Filter these entries so that only lines with the word "Shift" remain.
● ● ● ●
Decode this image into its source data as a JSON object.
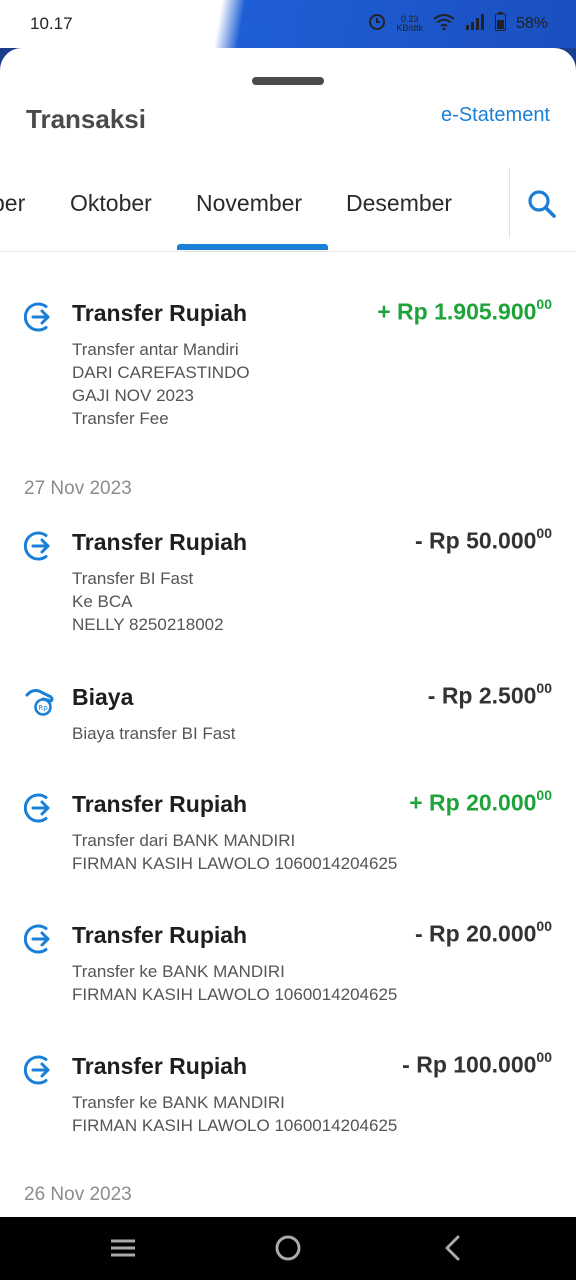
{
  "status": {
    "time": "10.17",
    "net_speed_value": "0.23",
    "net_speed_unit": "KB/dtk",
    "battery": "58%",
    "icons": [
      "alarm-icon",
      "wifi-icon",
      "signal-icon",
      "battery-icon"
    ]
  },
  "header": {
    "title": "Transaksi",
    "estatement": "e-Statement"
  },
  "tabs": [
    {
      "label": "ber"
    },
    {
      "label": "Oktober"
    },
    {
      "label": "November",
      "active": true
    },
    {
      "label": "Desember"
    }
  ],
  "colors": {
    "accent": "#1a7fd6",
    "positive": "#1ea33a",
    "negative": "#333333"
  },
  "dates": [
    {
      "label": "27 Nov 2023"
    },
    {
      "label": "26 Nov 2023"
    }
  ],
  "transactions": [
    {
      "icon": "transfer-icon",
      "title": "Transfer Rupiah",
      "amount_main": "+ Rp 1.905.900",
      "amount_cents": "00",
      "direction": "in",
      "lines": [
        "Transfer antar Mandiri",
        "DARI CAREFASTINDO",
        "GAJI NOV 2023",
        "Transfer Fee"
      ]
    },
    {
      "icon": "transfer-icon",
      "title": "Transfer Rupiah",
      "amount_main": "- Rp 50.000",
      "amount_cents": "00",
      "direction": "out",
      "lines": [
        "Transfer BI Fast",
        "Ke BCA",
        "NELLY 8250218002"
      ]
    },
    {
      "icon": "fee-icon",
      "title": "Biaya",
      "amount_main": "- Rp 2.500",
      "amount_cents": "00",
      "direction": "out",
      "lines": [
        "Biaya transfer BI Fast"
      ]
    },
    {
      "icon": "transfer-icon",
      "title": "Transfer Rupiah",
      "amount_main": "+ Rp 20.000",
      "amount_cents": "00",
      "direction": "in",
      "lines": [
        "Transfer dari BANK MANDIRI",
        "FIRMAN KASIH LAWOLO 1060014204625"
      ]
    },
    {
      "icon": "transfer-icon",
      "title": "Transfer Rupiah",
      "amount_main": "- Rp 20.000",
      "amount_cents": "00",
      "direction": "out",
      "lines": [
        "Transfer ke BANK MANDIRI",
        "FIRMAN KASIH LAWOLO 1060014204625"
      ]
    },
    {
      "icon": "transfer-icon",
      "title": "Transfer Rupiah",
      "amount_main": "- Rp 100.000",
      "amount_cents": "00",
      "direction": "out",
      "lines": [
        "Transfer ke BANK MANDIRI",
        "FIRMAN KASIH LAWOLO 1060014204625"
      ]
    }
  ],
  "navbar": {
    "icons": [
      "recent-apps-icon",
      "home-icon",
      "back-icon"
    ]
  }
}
● ● ● ●
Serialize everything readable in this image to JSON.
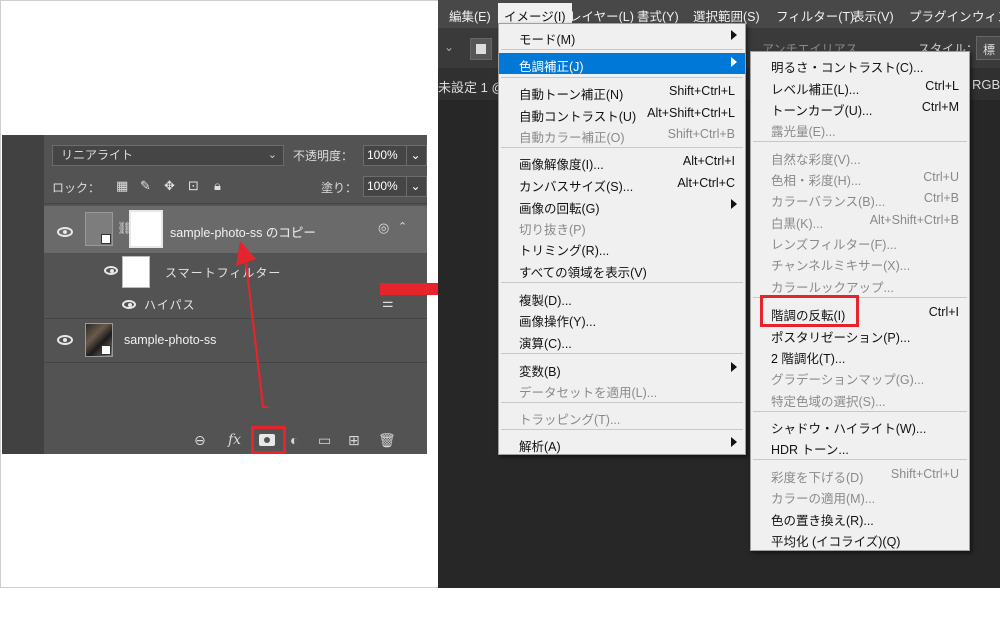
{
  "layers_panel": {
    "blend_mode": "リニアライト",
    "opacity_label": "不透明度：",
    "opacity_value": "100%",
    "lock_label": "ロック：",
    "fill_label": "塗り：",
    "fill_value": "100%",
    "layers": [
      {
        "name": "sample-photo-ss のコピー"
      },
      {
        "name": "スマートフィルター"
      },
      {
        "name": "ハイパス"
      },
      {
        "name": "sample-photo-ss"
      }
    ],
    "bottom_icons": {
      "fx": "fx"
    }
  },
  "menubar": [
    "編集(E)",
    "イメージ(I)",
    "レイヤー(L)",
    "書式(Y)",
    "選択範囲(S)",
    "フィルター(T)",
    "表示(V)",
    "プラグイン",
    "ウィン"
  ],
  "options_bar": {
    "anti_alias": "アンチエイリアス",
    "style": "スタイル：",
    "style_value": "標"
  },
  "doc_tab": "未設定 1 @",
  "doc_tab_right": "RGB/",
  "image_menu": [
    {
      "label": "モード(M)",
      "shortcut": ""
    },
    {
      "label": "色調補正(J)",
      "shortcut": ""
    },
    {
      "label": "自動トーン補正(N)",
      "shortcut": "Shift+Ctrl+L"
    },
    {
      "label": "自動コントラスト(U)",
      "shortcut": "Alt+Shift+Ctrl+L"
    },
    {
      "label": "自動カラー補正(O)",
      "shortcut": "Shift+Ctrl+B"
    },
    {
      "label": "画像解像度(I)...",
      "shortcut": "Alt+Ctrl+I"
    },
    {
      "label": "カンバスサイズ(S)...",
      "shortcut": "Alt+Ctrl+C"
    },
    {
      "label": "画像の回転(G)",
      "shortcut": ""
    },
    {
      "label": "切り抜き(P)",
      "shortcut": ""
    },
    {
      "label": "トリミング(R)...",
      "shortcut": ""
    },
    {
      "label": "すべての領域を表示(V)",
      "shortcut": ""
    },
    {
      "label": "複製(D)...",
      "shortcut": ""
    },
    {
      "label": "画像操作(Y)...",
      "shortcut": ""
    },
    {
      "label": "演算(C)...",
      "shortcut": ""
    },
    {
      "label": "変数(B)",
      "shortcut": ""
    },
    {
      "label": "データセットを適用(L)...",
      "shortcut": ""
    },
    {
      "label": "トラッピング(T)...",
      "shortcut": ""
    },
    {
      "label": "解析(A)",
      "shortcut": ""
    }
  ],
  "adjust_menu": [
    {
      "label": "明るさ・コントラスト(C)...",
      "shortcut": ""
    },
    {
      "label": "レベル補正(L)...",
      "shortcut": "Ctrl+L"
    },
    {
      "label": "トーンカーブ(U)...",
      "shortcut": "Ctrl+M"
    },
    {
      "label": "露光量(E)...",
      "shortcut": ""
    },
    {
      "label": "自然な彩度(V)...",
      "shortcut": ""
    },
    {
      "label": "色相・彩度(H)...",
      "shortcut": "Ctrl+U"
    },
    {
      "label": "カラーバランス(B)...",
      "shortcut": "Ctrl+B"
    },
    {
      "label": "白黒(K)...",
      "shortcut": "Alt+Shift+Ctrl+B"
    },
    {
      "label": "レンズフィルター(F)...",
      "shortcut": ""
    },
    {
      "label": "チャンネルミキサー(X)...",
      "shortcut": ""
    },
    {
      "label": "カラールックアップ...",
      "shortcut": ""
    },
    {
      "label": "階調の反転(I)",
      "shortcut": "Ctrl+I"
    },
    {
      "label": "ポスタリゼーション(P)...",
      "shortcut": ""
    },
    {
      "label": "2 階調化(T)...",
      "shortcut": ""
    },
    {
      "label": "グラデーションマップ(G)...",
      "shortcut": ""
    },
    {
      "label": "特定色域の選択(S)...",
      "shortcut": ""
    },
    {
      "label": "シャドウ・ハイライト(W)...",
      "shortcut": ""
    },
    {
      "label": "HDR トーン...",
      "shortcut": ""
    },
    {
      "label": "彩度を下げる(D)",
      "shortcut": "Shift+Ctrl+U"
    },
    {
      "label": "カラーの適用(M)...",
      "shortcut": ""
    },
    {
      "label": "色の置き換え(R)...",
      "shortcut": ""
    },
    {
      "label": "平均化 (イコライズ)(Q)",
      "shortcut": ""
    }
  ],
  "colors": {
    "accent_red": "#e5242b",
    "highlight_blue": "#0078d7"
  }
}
● ● ● ●
Task output
      "shortcut": "Shift+Ctrl+L"
      "shortcut": "Alt+Shift+Ctrl+L"
      "shortcut": "Shift+Ctrl+B"
      "shortcut": "Alt+Shift+Ctrl+B"
      "shortcut": "Shift+Ctrl+U"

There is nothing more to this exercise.